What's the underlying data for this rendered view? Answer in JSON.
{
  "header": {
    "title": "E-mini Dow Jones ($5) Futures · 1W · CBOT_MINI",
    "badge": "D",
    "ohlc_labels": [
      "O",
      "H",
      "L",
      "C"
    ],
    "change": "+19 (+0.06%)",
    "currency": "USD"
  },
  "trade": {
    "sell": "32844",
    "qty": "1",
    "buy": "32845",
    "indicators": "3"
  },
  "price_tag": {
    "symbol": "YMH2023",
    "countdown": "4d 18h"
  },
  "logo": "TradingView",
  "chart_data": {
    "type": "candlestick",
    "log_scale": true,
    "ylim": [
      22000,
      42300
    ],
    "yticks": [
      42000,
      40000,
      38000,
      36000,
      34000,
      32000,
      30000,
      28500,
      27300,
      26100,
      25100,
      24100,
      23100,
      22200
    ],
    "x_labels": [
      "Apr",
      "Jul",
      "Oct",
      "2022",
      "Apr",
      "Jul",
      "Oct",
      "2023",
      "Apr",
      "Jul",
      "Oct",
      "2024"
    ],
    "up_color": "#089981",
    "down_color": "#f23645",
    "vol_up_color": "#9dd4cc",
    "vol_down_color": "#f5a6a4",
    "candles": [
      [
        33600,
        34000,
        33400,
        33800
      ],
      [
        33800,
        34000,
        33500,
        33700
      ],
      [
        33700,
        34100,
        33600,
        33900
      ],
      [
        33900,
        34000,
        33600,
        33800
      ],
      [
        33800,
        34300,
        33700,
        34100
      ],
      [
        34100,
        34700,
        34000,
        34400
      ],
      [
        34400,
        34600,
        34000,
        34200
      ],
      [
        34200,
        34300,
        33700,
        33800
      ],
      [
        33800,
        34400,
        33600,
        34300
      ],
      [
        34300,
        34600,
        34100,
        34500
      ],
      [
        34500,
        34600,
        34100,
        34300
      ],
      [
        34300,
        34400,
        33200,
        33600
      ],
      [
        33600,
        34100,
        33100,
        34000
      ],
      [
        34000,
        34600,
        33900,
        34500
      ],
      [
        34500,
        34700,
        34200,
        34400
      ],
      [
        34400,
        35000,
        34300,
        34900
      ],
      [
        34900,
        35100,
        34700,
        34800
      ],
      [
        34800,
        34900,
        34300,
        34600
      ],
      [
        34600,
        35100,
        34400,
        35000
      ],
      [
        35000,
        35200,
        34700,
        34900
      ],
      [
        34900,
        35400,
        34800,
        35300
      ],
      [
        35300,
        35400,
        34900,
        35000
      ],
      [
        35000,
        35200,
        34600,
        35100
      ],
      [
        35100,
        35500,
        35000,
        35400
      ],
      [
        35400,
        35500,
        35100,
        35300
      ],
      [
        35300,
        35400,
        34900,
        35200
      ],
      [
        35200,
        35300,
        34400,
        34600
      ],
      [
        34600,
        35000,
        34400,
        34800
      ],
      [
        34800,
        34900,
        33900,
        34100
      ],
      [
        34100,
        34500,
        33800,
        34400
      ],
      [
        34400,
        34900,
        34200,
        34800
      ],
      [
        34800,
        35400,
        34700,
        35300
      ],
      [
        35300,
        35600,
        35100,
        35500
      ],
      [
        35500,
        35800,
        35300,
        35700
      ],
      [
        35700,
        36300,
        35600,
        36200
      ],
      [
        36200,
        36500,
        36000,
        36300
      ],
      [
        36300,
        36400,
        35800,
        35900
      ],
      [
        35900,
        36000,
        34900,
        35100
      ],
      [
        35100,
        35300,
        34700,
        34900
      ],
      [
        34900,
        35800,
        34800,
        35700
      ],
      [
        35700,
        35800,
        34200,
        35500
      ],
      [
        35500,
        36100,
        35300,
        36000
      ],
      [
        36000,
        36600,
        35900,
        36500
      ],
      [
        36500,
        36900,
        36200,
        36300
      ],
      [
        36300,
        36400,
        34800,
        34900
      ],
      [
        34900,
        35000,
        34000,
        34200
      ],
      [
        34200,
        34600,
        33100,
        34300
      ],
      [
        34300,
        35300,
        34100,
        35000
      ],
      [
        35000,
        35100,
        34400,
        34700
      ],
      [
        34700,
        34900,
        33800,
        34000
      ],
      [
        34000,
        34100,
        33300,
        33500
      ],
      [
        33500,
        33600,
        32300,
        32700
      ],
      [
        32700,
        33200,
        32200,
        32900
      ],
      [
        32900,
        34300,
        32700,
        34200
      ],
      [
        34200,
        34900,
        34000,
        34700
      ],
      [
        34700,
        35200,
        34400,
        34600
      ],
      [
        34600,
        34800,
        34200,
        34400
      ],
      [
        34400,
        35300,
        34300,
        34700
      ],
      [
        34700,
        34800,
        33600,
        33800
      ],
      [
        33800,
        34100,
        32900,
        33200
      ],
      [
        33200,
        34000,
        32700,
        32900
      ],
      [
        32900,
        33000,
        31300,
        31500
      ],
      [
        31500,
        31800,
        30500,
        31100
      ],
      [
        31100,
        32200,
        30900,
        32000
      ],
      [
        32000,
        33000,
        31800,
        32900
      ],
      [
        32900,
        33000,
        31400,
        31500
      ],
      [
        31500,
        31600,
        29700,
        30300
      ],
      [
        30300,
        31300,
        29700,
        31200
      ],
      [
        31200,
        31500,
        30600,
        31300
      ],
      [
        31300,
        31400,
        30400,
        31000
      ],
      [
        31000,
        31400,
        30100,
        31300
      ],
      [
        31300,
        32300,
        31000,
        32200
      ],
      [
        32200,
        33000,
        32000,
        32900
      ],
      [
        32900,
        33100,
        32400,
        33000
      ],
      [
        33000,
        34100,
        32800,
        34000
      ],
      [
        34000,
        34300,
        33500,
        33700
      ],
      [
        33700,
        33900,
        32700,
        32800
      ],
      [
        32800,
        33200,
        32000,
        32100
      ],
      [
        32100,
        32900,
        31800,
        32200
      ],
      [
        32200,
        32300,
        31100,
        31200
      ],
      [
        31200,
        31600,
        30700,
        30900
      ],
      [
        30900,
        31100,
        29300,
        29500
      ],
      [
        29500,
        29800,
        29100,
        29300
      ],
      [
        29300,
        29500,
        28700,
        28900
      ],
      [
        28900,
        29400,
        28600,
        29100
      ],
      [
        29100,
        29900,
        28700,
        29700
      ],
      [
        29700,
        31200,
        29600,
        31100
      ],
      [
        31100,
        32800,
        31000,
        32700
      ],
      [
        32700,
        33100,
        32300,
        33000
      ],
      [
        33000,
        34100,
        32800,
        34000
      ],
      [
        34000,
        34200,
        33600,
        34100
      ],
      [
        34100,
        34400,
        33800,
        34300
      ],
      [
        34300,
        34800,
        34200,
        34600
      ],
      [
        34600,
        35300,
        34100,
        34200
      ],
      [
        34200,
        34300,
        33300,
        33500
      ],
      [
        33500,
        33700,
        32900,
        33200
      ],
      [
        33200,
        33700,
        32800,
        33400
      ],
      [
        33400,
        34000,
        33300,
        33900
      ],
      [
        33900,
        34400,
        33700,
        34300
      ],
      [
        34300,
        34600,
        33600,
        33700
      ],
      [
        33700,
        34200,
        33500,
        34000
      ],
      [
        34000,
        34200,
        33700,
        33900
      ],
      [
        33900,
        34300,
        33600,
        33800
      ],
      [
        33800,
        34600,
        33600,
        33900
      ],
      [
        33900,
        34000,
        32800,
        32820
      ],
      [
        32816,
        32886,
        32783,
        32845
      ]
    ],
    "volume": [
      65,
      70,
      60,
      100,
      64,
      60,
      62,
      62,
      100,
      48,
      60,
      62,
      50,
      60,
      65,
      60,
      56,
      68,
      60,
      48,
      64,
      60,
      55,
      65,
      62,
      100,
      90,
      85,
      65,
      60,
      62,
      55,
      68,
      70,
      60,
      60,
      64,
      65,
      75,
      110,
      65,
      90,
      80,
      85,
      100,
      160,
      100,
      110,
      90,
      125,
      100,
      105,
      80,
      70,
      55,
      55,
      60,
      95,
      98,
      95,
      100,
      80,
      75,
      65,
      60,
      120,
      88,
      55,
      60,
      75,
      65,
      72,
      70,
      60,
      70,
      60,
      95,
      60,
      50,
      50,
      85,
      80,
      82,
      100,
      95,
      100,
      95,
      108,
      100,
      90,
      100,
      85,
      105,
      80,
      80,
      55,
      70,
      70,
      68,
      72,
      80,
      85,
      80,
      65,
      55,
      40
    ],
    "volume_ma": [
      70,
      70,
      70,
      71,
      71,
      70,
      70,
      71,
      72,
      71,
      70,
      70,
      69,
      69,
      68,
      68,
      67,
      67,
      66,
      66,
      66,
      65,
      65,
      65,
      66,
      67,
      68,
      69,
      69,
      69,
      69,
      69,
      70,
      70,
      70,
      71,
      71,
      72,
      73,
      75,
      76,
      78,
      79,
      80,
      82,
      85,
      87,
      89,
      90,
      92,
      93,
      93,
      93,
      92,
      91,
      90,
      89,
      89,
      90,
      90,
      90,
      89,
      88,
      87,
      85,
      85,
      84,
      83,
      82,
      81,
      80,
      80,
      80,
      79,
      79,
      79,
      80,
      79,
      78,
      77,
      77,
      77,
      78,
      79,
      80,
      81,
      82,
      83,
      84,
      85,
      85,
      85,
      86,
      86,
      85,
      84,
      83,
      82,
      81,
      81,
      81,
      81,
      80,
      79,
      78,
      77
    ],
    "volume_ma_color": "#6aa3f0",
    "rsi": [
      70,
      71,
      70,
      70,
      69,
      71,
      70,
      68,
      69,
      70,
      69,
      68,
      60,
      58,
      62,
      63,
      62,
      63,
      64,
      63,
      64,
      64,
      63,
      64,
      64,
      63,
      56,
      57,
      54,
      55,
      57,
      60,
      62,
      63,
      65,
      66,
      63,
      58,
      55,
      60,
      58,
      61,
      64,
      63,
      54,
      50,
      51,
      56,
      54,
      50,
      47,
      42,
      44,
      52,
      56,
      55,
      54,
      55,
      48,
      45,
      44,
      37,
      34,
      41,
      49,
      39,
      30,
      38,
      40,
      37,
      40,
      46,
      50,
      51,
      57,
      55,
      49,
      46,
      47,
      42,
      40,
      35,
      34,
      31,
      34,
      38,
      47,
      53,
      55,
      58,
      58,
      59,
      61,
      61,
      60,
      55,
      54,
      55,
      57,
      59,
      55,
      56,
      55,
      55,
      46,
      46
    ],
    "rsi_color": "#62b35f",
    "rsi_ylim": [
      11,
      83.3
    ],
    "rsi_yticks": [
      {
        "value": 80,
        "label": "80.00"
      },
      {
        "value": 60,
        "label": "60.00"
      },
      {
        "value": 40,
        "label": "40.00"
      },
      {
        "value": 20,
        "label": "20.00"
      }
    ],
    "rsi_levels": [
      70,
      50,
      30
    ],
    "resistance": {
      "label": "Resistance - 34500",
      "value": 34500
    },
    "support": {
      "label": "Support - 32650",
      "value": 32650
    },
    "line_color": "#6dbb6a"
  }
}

• _Exercise brief_:
Gather every line containing the word "value" and copy it.

• _Exercise output_:
        "value": 80,
        "value": 60,
        "value": 40,
        "value": 20,
      "value": 34500
      "value": 32650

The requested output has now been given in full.